[Dataset entries]
START

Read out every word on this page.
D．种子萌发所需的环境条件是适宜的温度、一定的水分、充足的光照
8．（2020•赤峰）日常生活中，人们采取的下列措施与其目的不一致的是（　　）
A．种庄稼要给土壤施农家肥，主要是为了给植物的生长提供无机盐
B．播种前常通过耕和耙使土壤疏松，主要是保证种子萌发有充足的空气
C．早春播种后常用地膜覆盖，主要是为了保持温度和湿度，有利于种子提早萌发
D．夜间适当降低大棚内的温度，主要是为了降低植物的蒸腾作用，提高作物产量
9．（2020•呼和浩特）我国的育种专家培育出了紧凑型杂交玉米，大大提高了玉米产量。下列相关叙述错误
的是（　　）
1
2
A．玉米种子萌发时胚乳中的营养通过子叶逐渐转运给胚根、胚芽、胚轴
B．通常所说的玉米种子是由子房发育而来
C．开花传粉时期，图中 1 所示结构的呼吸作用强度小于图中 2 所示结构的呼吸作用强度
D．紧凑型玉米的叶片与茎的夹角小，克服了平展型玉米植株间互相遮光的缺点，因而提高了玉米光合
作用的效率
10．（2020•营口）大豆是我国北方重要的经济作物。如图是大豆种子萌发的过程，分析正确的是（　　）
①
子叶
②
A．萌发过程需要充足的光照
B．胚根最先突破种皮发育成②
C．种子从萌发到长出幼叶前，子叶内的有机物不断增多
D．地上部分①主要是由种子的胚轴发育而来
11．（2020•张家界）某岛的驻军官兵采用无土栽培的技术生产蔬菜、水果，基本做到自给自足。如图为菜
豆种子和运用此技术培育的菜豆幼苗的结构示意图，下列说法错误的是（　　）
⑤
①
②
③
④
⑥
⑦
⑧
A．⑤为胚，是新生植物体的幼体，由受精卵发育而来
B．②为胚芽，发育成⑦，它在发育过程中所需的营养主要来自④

END

What you are asked to do:
Retype all the records, matching them exactly.

Exercise output:
Read out every word on this page.
D．种子萌发所需的环境条件是适宜的温度、一定的水分、充足的光照
8．（2020•赤峰）日常生活中，人们采取的下列措施与其目的不一致的是（　　）
A．种庄稼要给土壤施农家肥，主要是为了给植物的生长提供无机盐
B．播种前常通过耕和耙使土壤疏松，主要是保证种子萌发有充足的空气
C．早春播种后常用地膜覆盖，主要是为了保持温度和湿度，有利于种子提早萌发
D．夜间适当降低大棚内的温度，主要是为了降低植物的蒸腾作用，提高作物产量
9．（2020•呼和浩特）我国的育种专家培育出了紧凑型杂交玉米，大大提高了玉米产量。下列相关叙述错误
的是（　　）
1
2
A．玉米种子萌发时胚乳中的营养通过子叶逐渐转运给胚根、胚芽、胚轴
B．通常所说的玉米种子是由子房发育而来
C．开花传粉时期，图中 1 所示结构的呼吸作用强度小于图中 2 所示结构的呼吸作用强度
D．紧凑型玉米的叶片与茎的夹角小，克服了平展型玉米植株间互相遮光的缺点，因而提高了玉米光合
作用的效率
10．（2020•营口）大豆是我国北方重要的经济作物。如图是大豆种子萌发的过程，分析正确的是（　　）
①
子叶
②
A．萌发过程需要充足的光照
B．胚根最先突破种皮发育成②
C．种子从萌发到长出幼叶前，子叶内的有机物不断增多
D．地上部分①主要是由种子的胚轴发育而来
11．（2020•张家界）某岛的驻军官兵采用无土栽培的技术生产蔬菜、水果，基本做到自给自足。如图为菜
豆种子和运用此技术培育的菜豆幼苗的结构示意图，下列说法错误的是（　　）
⑤
①
②
③
④
⑥
⑦
⑧
A．⑤为胚，是新生植物体的幼体，由受精卵发育而来
B．②为胚芽，发育成⑦，它在发育过程中所需的营养主要来自④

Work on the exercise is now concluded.